Figure collection entries
★ ★ ★ ★ ★ ★ ★

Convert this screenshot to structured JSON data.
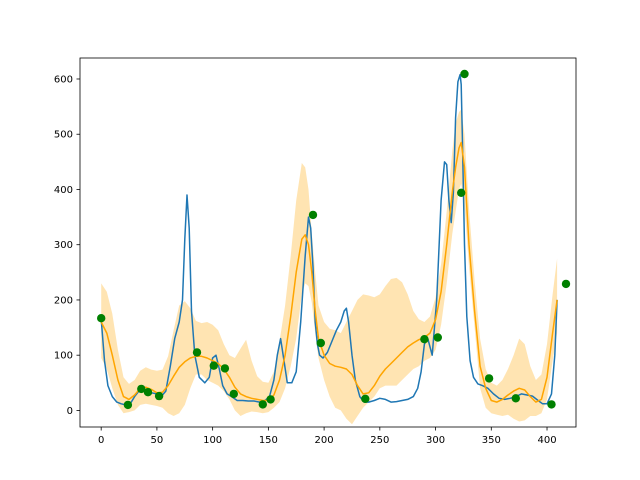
{
  "chart_data": {
    "type": "line",
    "title": "",
    "xlabel": "",
    "ylabel": "",
    "xlim": [
      -19,
      426
    ],
    "ylim": [
      -30,
      638
    ],
    "grid": false,
    "legend": "none",
    "xticks": [
      0,
      50,
      100,
      150,
      200,
      250,
      300,
      350,
      400
    ],
    "yticks": [
      0,
      100,
      200,
      300,
      400,
      500,
      600
    ],
    "colors": {
      "blue_line": "#1f77b4",
      "orange_line": "#ffa500",
      "band": "#ffa500",
      "points": "#008000",
      "axes": "#000000"
    },
    "series": [
      {
        "kind": "line",
        "color": "#1f77b4",
        "x": [
          0,
          3,
          6,
          10,
          14,
          18,
          22,
          26,
          30,
          35,
          40,
          45,
          50,
          55,
          58,
          62,
          66,
          70,
          73,
          75,
          77,
          79,
          81,
          84,
          88,
          93,
          97,
          100,
          103,
          106,
          109,
          113,
          117,
          122,
          127,
          132,
          137,
          142,
          147,
          151,
          155,
          158,
          161,
          164,
          167,
          171,
          175,
          179,
          183,
          186,
          188,
          190,
          192,
          194,
          196,
          199,
          203,
          207,
          211,
          215,
          218,
          220,
          222,
          225,
          228,
          232,
          236,
          240,
          245,
          250,
          255,
          260,
          265,
          270,
          275,
          280,
          284,
          287,
          290,
          293,
          297,
          301,
          305,
          308,
          310,
          312,
          314,
          316,
          318,
          320,
          322,
          323,
          324,
          326,
          328,
          331,
          334,
          338,
          342,
          347,
          352,
          357,
          362,
          367,
          372,
          377,
          382,
          387,
          392,
          396,
          400,
          404,
          407,
          409
        ],
        "y": [
          165,
          90,
          45,
          25,
          15,
          12,
          10,
          12,
          25,
          38,
          35,
          32,
          30,
          28,
          35,
          80,
          130,
          160,
          200,
          310,
          390,
          330,
          180,
          100,
          60,
          50,
          60,
          95,
          100,
          75,
          45,
          30,
          25,
          18,
          18,
          17,
          17,
          15,
          18,
          25,
          55,
          100,
          130,
          90,
          50,
          50,
          70,
          160,
          280,
          350,
          330,
          260,
          160,
          120,
          100,
          95,
          105,
          125,
          145,
          160,
          180,
          185,
          160,
          100,
          55,
          25,
          15,
          15,
          18,
          22,
          20,
          15,
          16,
          18,
          20,
          25,
          40,
          70,
          120,
          130,
          100,
          200,
          380,
          450,
          445,
          380,
          340,
          395,
          530,
          595,
          608,
          590,
          500,
          300,
          170,
          90,
          60,
          48,
          45,
          40,
          30,
          22,
          20,
          22,
          25,
          30,
          28,
          26,
          18,
          12,
          12,
          30,
          100,
          200
        ]
      },
      {
        "kind": "line",
        "color": "#ffa500",
        "x": [
          0,
          5,
          10,
          15,
          20,
          25,
          30,
          35,
          40,
          45,
          50,
          55,
          60,
          65,
          70,
          75,
          80,
          85,
          90,
          95,
          100,
          105,
          110,
          115,
          120,
          125,
          130,
          135,
          140,
          145,
          150,
          155,
          160,
          165,
          170,
          175,
          180,
          183,
          186,
          189,
          192,
          195,
          200,
          205,
          210,
          215,
          220,
          225,
          230,
          235,
          240,
          245,
          250,
          255,
          260,
          265,
          270,
          275,
          280,
          285,
          290,
          295,
          300,
          305,
          310,
          315,
          318,
          321,
          323,
          326,
          330,
          335,
          340,
          345,
          350,
          355,
          360,
          365,
          370,
          375,
          380,
          385,
          390,
          395,
          400,
          405,
          409
        ],
        "y": [
          160,
          140,
          100,
          55,
          25,
          20,
          28,
          40,
          42,
          38,
          32,
          33,
          45,
          62,
          78,
          88,
          95,
          98,
          98,
          95,
          90,
          85,
          75,
          60,
          42,
          30,
          25,
          22,
          20,
          18,
          18,
          28,
          55,
          100,
          170,
          250,
          310,
          318,
          300,
          250,
          180,
          130,
          100,
          85,
          80,
          78,
          75,
          65,
          45,
          30,
          32,
          45,
          62,
          75,
          85,
          95,
          105,
          115,
          122,
          128,
          132,
          140,
          165,
          215,
          300,
          395,
          440,
          475,
          485,
          440,
          300,
          180,
          80,
          40,
          18,
          15,
          20,
          28,
          35,
          40,
          37,
          25,
          15,
          20,
          60,
          140,
          200
        ]
      },
      {
        "kind": "band",
        "color": "#ffa500",
        "x": [
          0,
          5,
          10,
          15,
          20,
          25,
          30,
          35,
          40,
          45,
          50,
          55,
          60,
          65,
          70,
          75,
          80,
          85,
          90,
          95,
          100,
          105,
          110,
          115,
          120,
          125,
          130,
          135,
          140,
          145,
          150,
          155,
          160,
          165,
          170,
          175,
          180,
          183,
          186,
          189,
          192,
          195,
          200,
          205,
          210,
          215,
          220,
          225,
          230,
          235,
          240,
          245,
          250,
          255,
          260,
          265,
          270,
          275,
          280,
          285,
          290,
          295,
          300,
          305,
          310,
          315,
          318,
          321,
          323,
          326,
          330,
          335,
          340,
          345,
          350,
          355,
          360,
          365,
          370,
          375,
          380,
          385,
          390,
          395,
          400,
          405,
          409
        ],
        "upper": [
          230,
          215,
          175,
          110,
          60,
          48,
          55,
          72,
          78,
          74,
          72,
          74,
          98,
          145,
          190,
          198,
          185,
          162,
          158,
          160,
          155,
          145,
          120,
          100,
          95,
          112,
          128,
          90,
          62,
          52,
          50,
          70,
          125,
          190,
          280,
          380,
          448,
          440,
          400,
          320,
          250,
          190,
          160,
          148,
          145,
          140,
          160,
          180,
          200,
          210,
          208,
          205,
          210,
          225,
          238,
          240,
          232,
          210,
          180,
          165,
          160,
          170,
          205,
          265,
          360,
          470,
          520,
          540,
          545,
          500,
          365,
          235,
          130,
          75,
          50,
          45,
          55,
          75,
          100,
          130,
          120,
          80,
          55,
          65,
          120,
          210,
          275
        ],
        "lower": [
          95,
          75,
          40,
          10,
          -5,
          -3,
          0,
          10,
          12,
          10,
          8,
          5,
          -5,
          -10,
          -5,
          10,
          40,
          65,
          65,
          55,
          50,
          45,
          35,
          20,
          0,
          -10,
          -5,
          -2,
          -3,
          -5,
          -3,
          5,
          15,
          40,
          80,
          130,
          210,
          230,
          225,
          195,
          140,
          95,
          55,
          25,
          5,
          0,
          -15,
          -25,
          -10,
          5,
          15,
          25,
          40,
          45,
          45,
          45,
          55,
          65,
          75,
          80,
          90,
          95,
          110,
          155,
          230,
          320,
          360,
          400,
          410,
          370,
          260,
          150,
          40,
          5,
          -5,
          -8,
          -10,
          -8,
          -15,
          -20,
          -18,
          -10,
          -10,
          -5,
          20,
          90,
          140
        ]
      },
      {
        "kind": "scatter",
        "color": "#008000",
        "x": [
          0,
          24,
          36,
          42,
          52,
          86,
          101,
          111,
          119,
          145,
          152,
          190,
          197,
          237,
          290,
          302,
          323,
          326,
          348,
          372,
          404,
          417
        ],
        "y": [
          167,
          10,
          39,
          33,
          26,
          105,
          81,
          76,
          30,
          11,
          20,
          354,
          122,
          21,
          129,
          132,
          394,
          609,
          58,
          22,
          11,
          229
        ]
      }
    ]
  }
}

★ ★ ★ ★ ★ ★ ★

### [YOUR GOAL]
Images in the records should not be copied. Repeat all the rest exactly.

### [THE REPLY]
Convert this screenshot to structured JSON data.
{
  "chart_data": {
    "type": "line",
    "title": "",
    "xlabel": "",
    "ylabel": "",
    "xlim": [
      -19,
      426
    ],
    "ylim": [
      -30,
      638
    ],
    "grid": false,
    "legend": "none",
    "xticks": [
      0,
      50,
      100,
      150,
      200,
      250,
      300,
      350,
      400
    ],
    "yticks": [
      0,
      100,
      200,
      300,
      400,
      500,
      600
    ],
    "colors": {
      "blue_line": "#1f77b4",
      "orange_line": "#ffa500",
      "band": "#ffa500",
      "points": "#008000",
      "axes": "#000000"
    },
    "series": [
      {
        "kind": "line",
        "color": "#1f77b4",
        "x": [
          0,
          3,
          6,
          10,
          14,
          18,
          22,
          26,
          30,
          35,
          40,
          45,
          50,
          55,
          58,
          62,
          66,
          70,
          73,
          75,
          77,
          79,
          81,
          84,
          88,
          93,
          97,
          100,
          103,
          106,
          109,
          113,
          117,
          122,
          127,
          132,
          137,
          142,
          147,
          151,
          155,
          158,
          161,
          164,
          167,
          171,
          175,
          179,
          183,
          186,
          188,
          190,
          192,
          194,
          196,
          199,
          203,
          207,
          211,
          215,
          218,
          220,
          222,
          225,
          228,
          232,
          236,
          240,
          245,
          250,
          255,
          260,
          265,
          270,
          275,
          280,
          284,
          287,
          290,
          293,
          297,
          301,
          305,
          308,
          310,
          312,
          314,
          316,
          318,
          320,
          322,
          323,
          324,
          326,
          328,
          331,
          334,
          338,
          342,
          347,
          352,
          357,
          362,
          367,
          372,
          377,
          382,
          387,
          392,
          396,
          400,
          404,
          407,
          409
        ],
        "y": [
          165,
          90,
          45,
          25,
          15,
          12,
          10,
          12,
          25,
          38,
          35,
          32,
          30,
          28,
          35,
          80,
          130,
          160,
          200,
          310,
          390,
          330,
          180,
          100,
          60,
          50,
          60,
          95,
          100,
          75,
          45,
          30,
          25,
          18,
          18,
          17,
          17,
          15,
          18,
          25,
          55,
          100,
          130,
          90,
          50,
          50,
          70,
          160,
          280,
          350,
          330,
          260,
          160,
          120,
          100,
          95,
          105,
          125,
          145,
          160,
          180,
          185,
          160,
          100,
          55,
          25,
          15,
          15,
          18,
          22,
          20,
          15,
          16,
          18,
          20,
          25,
          40,
          70,
          120,
          130,
          100,
          200,
          380,
          450,
          445,
          380,
          340,
          395,
          530,
          595,
          608,
          590,
          500,
          300,
          170,
          90,
          60,
          48,
          45,
          40,
          30,
          22,
          20,
          22,
          25,
          30,
          28,
          26,
          18,
          12,
          12,
          30,
          100,
          200
        ]
      },
      {
        "kind": "line",
        "color": "#ffa500",
        "x": [
          0,
          5,
          10,
          15,
          20,
          25,
          30,
          35,
          40,
          45,
          50,
          55,
          60,
          65,
          70,
          75,
          80,
          85,
          90,
          95,
          100,
          105,
          110,
          115,
          120,
          125,
          130,
          135,
          140,
          145,
          150,
          155,
          160,
          165,
          170,
          175,
          180,
          183,
          186,
          189,
          192,
          195,
          200,
          205,
          210,
          215,
          220,
          225,
          230,
          235,
          240,
          245,
          250,
          255,
          260,
          265,
          270,
          275,
          280,
          285,
          290,
          295,
          300,
          305,
          310,
          315,
          318,
          321,
          323,
          326,
          330,
          335,
          340,
          345,
          350,
          355,
          360,
          365,
          370,
          375,
          380,
          385,
          390,
          395,
          400,
          405,
          409
        ],
        "y": [
          160,
          140,
          100,
          55,
          25,
          20,
          28,
          40,
          42,
          38,
          32,
          33,
          45,
          62,
          78,
          88,
          95,
          98,
          98,
          95,
          90,
          85,
          75,
          60,
          42,
          30,
          25,
          22,
          20,
          18,
          18,
          28,
          55,
          100,
          170,
          250,
          310,
          318,
          300,
          250,
          180,
          130,
          100,
          85,
          80,
          78,
          75,
          65,
          45,
          30,
          32,
          45,
          62,
          75,
          85,
          95,
          105,
          115,
          122,
          128,
          132,
          140,
          165,
          215,
          300,
          395,
          440,
          475,
          485,
          440,
          300,
          180,
          80,
          40,
          18,
          15,
          20,
          28,
          35,
          40,
          37,
          25,
          15,
          20,
          60,
          140,
          200
        ]
      },
      {
        "kind": "band",
        "color": "#ffa500",
        "x": [
          0,
          5,
          10,
          15,
          20,
          25,
          30,
          35,
          40,
          45,
          50,
          55,
          60,
          65,
          70,
          75,
          80,
          85,
          90,
          95,
          100,
          105,
          110,
          115,
          120,
          125,
          130,
          135,
          140,
          145,
          150,
          155,
          160,
          165,
          170,
          175,
          180,
          183,
          186,
          189,
          192,
          195,
          200,
          205,
          210,
          215,
          220,
          225,
          230,
          235,
          240,
          245,
          250,
          255,
          260,
          265,
          270,
          275,
          280,
          285,
          290,
          295,
          300,
          305,
          310,
          315,
          318,
          321,
          323,
          326,
          330,
          335,
          340,
          345,
          350,
          355,
          360,
          365,
          370,
          375,
          380,
          385,
          390,
          395,
          400,
          405,
          409
        ],
        "upper": [
          230,
          215,
          175,
          110,
          60,
          48,
          55,
          72,
          78,
          74,
          72,
          74,
          98,
          145,
          190,
          198,
          185,
          162,
          158,
          160,
          155,
          145,
          120,
          100,
          95,
          112,
          128,
          90,
          62,
          52,
          50,
          70,
          125,
          190,
          280,
          380,
          448,
          440,
          400,
          320,
          250,
          190,
          160,
          148,
          145,
          140,
          160,
          180,
          200,
          210,
          208,
          205,
          210,
          225,
          238,
          240,
          232,
          210,
          180,
          165,
          160,
          170,
          205,
          265,
          360,
          470,
          520,
          540,
          545,
          500,
          365,
          235,
          130,
          75,
          50,
          45,
          55,
          75,
          100,
          130,
          120,
          80,
          55,
          65,
          120,
          210,
          275
        ],
        "lower": [
          95,
          75,
          40,
          10,
          -5,
          -3,
          0,
          10,
          12,
          10,
          8,
          5,
          -5,
          -10,
          -5,
          10,
          40,
          65,
          65,
          55,
          50,
          45,
          35,
          20,
          0,
          -10,
          -5,
          -2,
          -3,
          -5,
          -3,
          5,
          15,
          40,
          80,
          130,
          210,
          230,
          225,
          195,
          140,
          95,
          55,
          25,
          5,
          0,
          -15,
          -25,
          -10,
          5,
          15,
          25,
          40,
          45,
          45,
          45,
          55,
          65,
          75,
          80,
          90,
          95,
          110,
          155,
          230,
          320,
          360,
          400,
          410,
          370,
          260,
          150,
          40,
          5,
          -5,
          -8,
          -10,
          -8,
          -15,
          -20,
          -18,
          -10,
          -10,
          -5,
          20,
          90,
          140
        ]
      },
      {
        "kind": "scatter",
        "color": "#008000",
        "x": [
          0,
          24,
          36,
          42,
          52,
          86,
          101,
          111,
          119,
          145,
          152,
          190,
          197,
          237,
          290,
          302,
          323,
          326,
          348,
          372,
          404,
          417
        ],
        "y": [
          167,
          10,
          39,
          33,
          26,
          105,
          81,
          76,
          30,
          11,
          20,
          354,
          122,
          21,
          129,
          132,
          394,
          609,
          58,
          22,
          11,
          229
        ]
      }
    ]
  }
}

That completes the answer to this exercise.